(Extracted records)
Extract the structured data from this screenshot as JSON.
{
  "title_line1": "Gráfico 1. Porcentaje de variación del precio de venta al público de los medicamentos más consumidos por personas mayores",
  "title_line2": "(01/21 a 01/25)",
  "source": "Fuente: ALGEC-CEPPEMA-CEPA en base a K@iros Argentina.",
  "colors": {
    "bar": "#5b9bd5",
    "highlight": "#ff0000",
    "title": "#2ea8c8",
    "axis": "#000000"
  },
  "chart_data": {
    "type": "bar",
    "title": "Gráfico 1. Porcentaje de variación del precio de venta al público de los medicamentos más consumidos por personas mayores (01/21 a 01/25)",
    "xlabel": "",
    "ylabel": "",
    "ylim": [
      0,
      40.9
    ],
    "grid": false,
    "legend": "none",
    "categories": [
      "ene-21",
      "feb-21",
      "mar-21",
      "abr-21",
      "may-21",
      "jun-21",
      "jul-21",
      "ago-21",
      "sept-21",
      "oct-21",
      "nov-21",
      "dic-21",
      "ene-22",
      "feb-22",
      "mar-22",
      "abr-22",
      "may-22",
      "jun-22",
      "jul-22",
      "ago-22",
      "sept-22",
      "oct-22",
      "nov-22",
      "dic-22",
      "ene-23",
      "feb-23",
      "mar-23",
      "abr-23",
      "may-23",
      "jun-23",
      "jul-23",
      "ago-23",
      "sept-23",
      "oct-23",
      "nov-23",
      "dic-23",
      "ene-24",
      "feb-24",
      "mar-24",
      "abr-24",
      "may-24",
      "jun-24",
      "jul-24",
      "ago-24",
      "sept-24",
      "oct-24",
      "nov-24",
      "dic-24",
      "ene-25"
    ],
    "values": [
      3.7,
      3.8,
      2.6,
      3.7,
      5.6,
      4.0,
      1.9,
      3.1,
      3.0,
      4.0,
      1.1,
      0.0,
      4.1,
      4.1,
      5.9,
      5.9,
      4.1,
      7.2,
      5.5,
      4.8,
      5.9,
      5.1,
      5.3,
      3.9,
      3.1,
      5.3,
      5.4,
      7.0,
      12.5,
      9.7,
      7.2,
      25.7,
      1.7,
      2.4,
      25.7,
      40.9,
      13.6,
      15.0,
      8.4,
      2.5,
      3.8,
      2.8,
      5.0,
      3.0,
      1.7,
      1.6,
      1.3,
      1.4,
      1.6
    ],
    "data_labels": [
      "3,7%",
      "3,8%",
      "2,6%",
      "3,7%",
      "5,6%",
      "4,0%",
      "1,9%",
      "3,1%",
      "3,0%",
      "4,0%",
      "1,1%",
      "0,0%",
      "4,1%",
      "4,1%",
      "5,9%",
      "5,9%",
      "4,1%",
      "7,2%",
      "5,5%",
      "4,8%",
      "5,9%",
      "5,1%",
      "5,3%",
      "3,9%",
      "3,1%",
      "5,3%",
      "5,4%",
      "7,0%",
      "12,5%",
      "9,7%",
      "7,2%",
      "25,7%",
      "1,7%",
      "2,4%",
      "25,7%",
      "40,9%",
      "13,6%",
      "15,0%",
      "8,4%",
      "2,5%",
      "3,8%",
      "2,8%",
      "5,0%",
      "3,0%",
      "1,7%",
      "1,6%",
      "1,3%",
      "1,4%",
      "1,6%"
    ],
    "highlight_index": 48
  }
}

AIM OF THE EXERCISE: Set down the listing above in full, please, exactly as it appears.

WRITTEN ANSWER:
Extract the structured data from this screenshot as JSON.
{
  "title_line1": "Gráfico 1. Porcentaje de variación del precio de venta al público de los medicamentos más consumidos por personas mayores",
  "title_line2": "(01/21 a 01/25)",
  "source": "Fuente: ALGEC-CEPPEMA-CEPA en base a K@iros Argentina.",
  "colors": {
    "bar": "#5b9bd5",
    "highlight": "#ff0000",
    "title": "#2ea8c8",
    "axis": "#000000"
  },
  "chart_data": {
    "type": "bar",
    "title": "Gráfico 1. Porcentaje de variación del precio de venta al público de los medicamentos más consumidos por personas mayores (01/21 a 01/25)",
    "xlabel": "",
    "ylabel": "",
    "ylim": [
      0,
      40.9
    ],
    "grid": false,
    "legend": "none",
    "categories": [
      "ene-21",
      "feb-21",
      "mar-21",
      "abr-21",
      "may-21",
      "jun-21",
      "jul-21",
      "ago-21",
      "sept-21",
      "oct-21",
      "nov-21",
      "dic-21",
      "ene-22",
      "feb-22",
      "mar-22",
      "abr-22",
      "may-22",
      "jun-22",
      "jul-22",
      "ago-22",
      "sept-22",
      "oct-22",
      "nov-22",
      "dic-22",
      "ene-23",
      "feb-23",
      "mar-23",
      "abr-23",
      "may-23",
      "jun-23",
      "jul-23",
      "ago-23",
      "sept-23",
      "oct-23",
      "nov-23",
      "dic-23",
      "ene-24",
      "feb-24",
      "mar-24",
      "abr-24",
      "may-24",
      "jun-24",
      "jul-24",
      "ago-24",
      "sept-24",
      "oct-24",
      "nov-24",
      "dic-24",
      "ene-25"
    ],
    "values": [
      3.7,
      3.8,
      2.6,
      3.7,
      5.6,
      4.0,
      1.9,
      3.1,
      3.0,
      4.0,
      1.1,
      0.0,
      4.1,
      4.1,
      5.9,
      5.9,
      4.1,
      7.2,
      5.5,
      4.8,
      5.9,
      5.1,
      5.3,
      3.9,
      3.1,
      5.3,
      5.4,
      7.0,
      12.5,
      9.7,
      7.2,
      25.7,
      1.7,
      2.4,
      25.7,
      40.9,
      13.6,
      15.0,
      8.4,
      2.5,
      3.8,
      2.8,
      5.0,
      3.0,
      1.7,
      1.6,
      1.3,
      1.4,
      1.6
    ],
    "data_labels": [
      "3,7%",
      "3,8%",
      "2,6%",
      "3,7%",
      "5,6%",
      "4,0%",
      "1,9%",
      "3,1%",
      "3,0%",
      "4,0%",
      "1,1%",
      "0,0%",
      "4,1%",
      "4,1%",
      "5,9%",
      "5,9%",
      "4,1%",
      "7,2%",
      "5,5%",
      "4,8%",
      "5,9%",
      "5,1%",
      "5,3%",
      "3,9%",
      "3,1%",
      "5,3%",
      "5,4%",
      "7,0%",
      "12,5%",
      "9,7%",
      "7,2%",
      "25,7%",
      "1,7%",
      "2,4%",
      "25,7%",
      "40,9%",
      "13,6%",
      "15,0%",
      "8,4%",
      "2,5%",
      "3,8%",
      "2,8%",
      "5,0%",
      "3,0%",
      "1,7%",
      "1,6%",
      "1,3%",
      "1,4%",
      "1,6%"
    ],
    "highlight_index": 48
  }
}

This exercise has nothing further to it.